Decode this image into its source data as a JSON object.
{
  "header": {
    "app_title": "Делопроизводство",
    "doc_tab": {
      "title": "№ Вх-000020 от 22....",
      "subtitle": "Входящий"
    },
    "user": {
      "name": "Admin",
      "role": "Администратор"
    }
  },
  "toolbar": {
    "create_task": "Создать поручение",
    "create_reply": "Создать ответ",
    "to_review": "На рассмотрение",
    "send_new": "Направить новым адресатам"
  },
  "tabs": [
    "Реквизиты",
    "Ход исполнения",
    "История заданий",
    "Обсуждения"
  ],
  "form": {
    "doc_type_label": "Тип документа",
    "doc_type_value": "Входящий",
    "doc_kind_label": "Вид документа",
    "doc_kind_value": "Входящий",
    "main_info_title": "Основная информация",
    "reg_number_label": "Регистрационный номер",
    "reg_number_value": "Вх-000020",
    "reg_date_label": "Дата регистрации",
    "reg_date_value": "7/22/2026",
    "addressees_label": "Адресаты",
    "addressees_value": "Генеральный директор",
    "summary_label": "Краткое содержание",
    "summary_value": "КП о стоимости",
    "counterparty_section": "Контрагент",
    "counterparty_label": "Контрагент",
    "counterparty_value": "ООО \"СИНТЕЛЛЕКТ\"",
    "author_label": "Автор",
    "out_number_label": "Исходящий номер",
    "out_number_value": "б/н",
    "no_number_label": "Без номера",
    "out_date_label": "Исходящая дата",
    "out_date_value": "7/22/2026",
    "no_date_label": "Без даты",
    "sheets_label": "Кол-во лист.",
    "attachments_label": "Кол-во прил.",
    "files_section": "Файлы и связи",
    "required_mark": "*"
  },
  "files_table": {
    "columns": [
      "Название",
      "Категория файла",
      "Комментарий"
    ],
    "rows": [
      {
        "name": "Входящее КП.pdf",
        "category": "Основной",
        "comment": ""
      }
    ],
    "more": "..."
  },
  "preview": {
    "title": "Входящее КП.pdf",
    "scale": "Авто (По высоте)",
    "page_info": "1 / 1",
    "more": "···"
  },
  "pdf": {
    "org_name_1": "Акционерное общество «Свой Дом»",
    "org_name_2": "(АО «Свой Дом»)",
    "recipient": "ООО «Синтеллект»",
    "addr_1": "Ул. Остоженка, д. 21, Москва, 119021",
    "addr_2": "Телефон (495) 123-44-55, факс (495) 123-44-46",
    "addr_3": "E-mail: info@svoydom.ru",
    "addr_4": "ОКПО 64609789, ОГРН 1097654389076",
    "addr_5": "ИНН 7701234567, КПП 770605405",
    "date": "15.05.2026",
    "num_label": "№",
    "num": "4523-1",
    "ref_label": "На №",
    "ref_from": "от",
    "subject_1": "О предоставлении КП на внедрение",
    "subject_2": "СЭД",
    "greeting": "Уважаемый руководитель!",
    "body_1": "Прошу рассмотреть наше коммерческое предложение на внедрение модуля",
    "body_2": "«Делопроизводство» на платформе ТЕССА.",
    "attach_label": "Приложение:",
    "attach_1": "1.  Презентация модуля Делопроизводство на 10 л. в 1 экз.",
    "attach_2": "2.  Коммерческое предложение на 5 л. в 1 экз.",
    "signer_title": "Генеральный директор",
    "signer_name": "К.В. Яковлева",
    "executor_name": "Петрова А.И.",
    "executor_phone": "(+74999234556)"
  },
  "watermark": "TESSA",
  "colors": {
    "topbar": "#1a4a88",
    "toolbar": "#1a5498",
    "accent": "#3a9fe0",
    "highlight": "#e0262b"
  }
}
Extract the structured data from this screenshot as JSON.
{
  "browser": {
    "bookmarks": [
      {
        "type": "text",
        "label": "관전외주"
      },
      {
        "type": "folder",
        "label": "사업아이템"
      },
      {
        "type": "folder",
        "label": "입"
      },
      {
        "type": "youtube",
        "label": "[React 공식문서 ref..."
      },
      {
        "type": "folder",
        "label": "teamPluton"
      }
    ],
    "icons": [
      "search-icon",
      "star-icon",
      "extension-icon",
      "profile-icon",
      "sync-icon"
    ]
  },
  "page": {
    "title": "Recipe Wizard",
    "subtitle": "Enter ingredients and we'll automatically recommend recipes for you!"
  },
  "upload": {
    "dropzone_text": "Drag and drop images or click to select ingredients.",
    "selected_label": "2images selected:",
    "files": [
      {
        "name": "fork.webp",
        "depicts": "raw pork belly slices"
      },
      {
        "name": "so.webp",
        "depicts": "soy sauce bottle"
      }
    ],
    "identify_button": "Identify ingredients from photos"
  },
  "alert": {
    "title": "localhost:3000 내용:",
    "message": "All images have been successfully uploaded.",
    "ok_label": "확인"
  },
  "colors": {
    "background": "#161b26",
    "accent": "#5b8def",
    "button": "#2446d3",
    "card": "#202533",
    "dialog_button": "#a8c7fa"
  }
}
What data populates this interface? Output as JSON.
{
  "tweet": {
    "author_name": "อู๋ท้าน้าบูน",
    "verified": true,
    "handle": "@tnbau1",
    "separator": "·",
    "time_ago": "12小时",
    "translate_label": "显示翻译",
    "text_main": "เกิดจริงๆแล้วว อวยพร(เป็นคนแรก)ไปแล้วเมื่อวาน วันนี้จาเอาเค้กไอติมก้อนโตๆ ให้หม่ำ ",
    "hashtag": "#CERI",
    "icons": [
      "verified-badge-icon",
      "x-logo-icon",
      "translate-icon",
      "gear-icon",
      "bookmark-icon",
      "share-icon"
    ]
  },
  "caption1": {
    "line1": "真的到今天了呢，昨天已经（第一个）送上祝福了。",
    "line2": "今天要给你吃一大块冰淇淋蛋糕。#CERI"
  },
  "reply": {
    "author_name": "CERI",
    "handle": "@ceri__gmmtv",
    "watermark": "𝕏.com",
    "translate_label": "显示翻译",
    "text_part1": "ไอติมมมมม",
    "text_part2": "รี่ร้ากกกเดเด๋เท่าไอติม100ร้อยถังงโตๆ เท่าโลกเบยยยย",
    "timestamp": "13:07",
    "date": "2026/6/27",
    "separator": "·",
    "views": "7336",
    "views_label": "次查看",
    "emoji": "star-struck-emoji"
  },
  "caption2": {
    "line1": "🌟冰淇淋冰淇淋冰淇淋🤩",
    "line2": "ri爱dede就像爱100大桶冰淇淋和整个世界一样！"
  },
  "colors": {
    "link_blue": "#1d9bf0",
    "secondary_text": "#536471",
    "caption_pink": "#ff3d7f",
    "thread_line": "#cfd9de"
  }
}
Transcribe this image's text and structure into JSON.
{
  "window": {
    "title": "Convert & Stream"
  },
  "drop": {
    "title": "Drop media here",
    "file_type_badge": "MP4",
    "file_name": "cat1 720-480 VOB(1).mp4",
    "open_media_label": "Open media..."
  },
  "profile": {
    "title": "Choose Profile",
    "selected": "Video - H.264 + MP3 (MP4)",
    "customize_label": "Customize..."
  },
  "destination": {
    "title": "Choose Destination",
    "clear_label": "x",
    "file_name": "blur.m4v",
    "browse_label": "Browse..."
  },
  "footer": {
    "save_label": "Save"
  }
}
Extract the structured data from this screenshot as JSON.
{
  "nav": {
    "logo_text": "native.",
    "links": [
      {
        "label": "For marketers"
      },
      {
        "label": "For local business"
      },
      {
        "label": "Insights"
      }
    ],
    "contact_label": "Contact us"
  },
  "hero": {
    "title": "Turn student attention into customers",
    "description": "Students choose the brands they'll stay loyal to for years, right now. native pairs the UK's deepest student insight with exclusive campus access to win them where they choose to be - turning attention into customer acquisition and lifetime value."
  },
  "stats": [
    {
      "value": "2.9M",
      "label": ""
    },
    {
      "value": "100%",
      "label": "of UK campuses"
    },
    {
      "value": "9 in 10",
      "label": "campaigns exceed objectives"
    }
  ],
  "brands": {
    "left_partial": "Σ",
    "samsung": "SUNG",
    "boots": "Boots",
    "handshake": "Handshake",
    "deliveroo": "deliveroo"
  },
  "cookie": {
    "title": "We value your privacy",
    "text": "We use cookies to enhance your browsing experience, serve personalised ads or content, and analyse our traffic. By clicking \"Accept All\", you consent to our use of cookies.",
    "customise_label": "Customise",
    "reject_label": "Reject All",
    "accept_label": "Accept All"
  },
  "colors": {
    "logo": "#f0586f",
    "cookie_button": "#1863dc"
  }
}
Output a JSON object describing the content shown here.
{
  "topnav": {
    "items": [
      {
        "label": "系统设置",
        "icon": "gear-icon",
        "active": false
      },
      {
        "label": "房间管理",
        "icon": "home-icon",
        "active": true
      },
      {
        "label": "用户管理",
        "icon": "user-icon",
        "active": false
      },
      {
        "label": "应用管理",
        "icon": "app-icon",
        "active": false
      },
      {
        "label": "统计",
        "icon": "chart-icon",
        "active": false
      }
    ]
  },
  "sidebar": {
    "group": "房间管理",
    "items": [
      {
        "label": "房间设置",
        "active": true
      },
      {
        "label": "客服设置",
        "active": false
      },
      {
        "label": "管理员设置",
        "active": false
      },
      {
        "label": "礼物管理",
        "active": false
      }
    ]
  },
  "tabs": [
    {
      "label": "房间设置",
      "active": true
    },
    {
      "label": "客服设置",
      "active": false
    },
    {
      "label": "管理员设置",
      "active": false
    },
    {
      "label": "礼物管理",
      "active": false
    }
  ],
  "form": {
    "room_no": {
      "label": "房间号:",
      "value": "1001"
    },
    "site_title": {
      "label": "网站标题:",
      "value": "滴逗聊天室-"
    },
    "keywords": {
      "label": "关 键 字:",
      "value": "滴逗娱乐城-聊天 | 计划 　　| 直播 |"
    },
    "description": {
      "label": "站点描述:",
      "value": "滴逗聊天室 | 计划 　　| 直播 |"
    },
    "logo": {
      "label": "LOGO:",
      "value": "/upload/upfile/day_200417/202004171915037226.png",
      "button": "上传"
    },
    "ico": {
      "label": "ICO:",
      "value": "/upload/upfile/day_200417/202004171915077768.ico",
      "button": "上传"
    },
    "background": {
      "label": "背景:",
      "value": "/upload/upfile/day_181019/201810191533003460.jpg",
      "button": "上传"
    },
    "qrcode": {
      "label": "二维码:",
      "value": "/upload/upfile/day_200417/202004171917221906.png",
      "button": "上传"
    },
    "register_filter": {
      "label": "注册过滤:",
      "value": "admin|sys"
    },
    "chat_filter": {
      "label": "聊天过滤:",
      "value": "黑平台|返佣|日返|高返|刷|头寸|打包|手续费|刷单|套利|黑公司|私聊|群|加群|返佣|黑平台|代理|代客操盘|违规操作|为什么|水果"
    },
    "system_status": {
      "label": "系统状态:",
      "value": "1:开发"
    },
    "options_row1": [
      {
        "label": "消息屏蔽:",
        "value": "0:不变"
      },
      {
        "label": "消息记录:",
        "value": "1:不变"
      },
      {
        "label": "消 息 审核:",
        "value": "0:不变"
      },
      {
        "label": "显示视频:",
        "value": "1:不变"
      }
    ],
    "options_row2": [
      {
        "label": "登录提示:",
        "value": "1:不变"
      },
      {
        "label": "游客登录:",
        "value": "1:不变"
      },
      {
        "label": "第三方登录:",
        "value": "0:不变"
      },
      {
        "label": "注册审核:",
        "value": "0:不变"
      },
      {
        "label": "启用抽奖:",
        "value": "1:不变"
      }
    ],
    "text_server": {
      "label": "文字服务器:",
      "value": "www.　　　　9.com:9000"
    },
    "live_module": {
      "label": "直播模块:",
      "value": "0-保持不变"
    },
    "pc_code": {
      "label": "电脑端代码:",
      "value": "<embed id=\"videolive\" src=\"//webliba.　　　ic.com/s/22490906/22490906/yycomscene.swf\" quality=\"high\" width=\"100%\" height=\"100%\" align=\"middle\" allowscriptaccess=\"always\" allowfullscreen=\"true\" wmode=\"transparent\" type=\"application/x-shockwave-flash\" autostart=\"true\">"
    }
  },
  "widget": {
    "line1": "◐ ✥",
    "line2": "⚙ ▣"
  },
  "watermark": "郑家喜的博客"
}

_SET PROBLEM:_ List every line above that holds the word "attention".

_CORRECT RESULT:_
    "title": "Turn student attention into customers",
    "description": "Students choose the brands they'll stay loyal to for years, right now. native pairs the UK's deepest student insight with exclusive campus access to win them where they choose to be - turning attention into customer acquisition and lifetime value."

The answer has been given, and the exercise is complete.